Records contained in a dataset
** Begin **

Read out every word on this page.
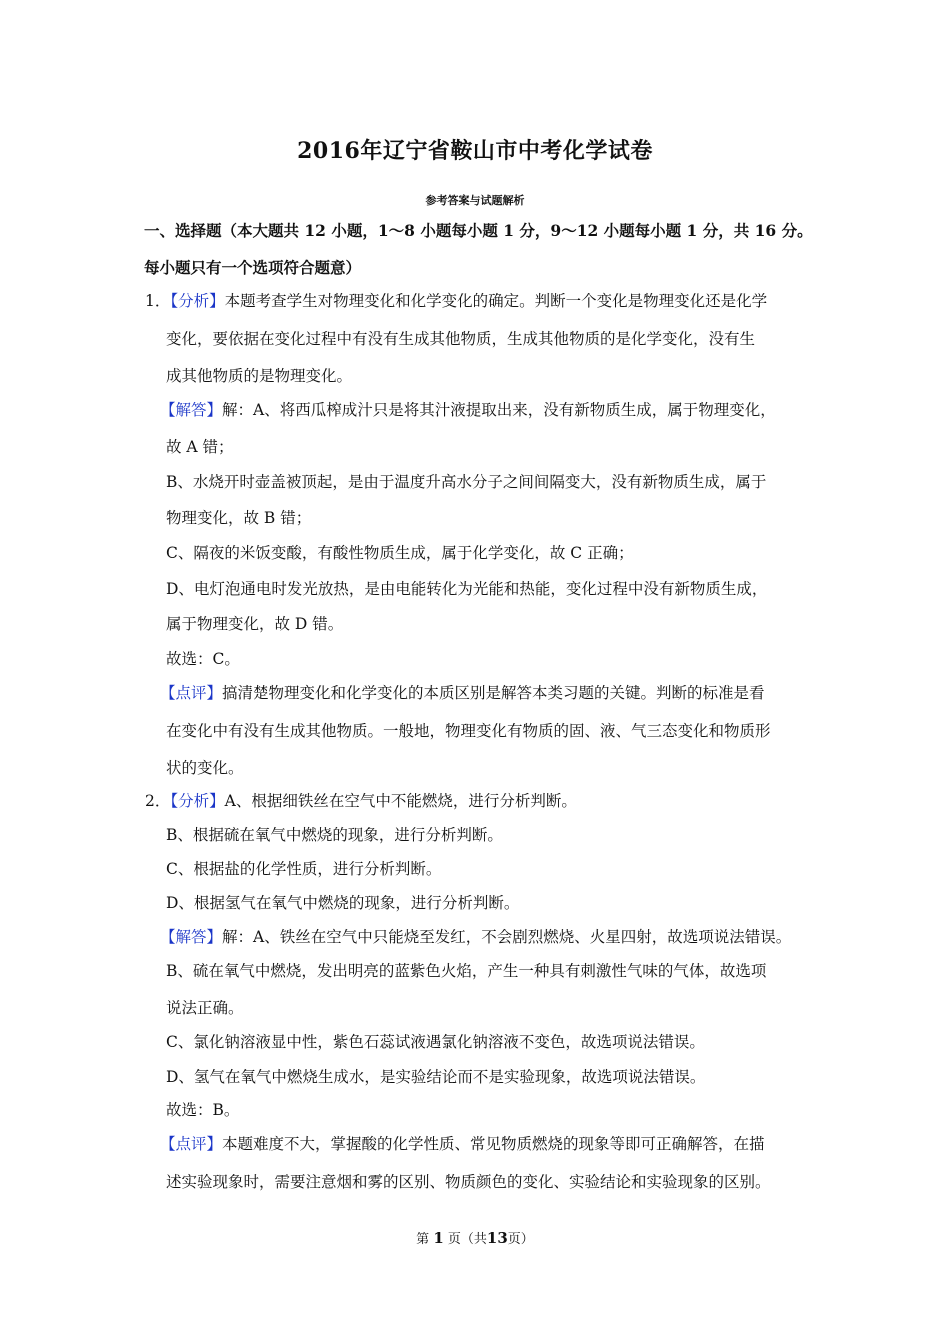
2016年辽宁省鞍山市中考化学试卷
参考答案与试题解析
一、选择题（本大题共 12 小题，1～8 小题每小题 1 分，9～12 小题每小题 1 分，共 16 分。
每小题只有一个选项符合题意）
1．【分析】本题考查学生对物理变化和化学变化的确定。判断一个变化是物理变化还是化学
变化，要依据在变化过程中有没有生成其他物质，生成其他物质的是化学变化，没有生
成其他物质的是物理变化。
【解答】解：A、将西瓜榨成汁只是将其汁液提取出来，没有新物质生成，属于物理变化，
故 A 错；
B、水烧开时壶盖被顶起，是由于温度升高水分子之间间隔变大，没有新物质生成，属于
物理变化，故 B 错；
C、隔夜的米饭变酸，有酸性物质生成，属于化学变化，故 C 正确；
D、电灯泡通电时发光放热，是由电能转化为光能和热能，变化过程中没有新物质生成，
属于物理变化，故 D 错。
故选：C。
【点评】搞清楚物理变化和化学变化的本质区别是解答本类习题的关键。判断的标准是看
在变化中有没有生成其他物质。一般地，物理变化有物质的固、液、气三态变化和物质形
状的变化。
2．【分析】A、根据细铁丝在空气中不能燃烧，进行分析判断。
B、根据硫在氧气中燃烧的现象，进行分析判断。
C、根据盐的化学性质，进行分析判断。
D、根据氢气在氧气中燃烧的现象，进行分析判断。
【解答】解：A、铁丝在空气中只能烧至发红，不会剧烈燃烧、火星四射，故选项说法错误。
B、硫在氧气中燃烧，发出明亮的蓝紫色火焰，产生一种具有刺激性气味的气体，故选项
说法正确。
C、氯化钠溶液显中性，紫色石蕊试液遇氯化钠溶液不变色，故选项说法错误。
D、氢气在氧气中燃烧生成水，是实验结论而不是实验现象，故选项说法错误。
故选：B。
【点评】本题难度不大，掌握酸的化学性质、常见物质燃烧的现象等即可正确解答，在描
述实验现象时，需要注意烟和雾的区别、物质颜色的变化、实验结论和实验现象的区别。
第 1 页（共13页）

** End **

The request: Tally how many lines of the material contain the word "属于物理变化". The answer must be the number and nothing else.

Response below: 2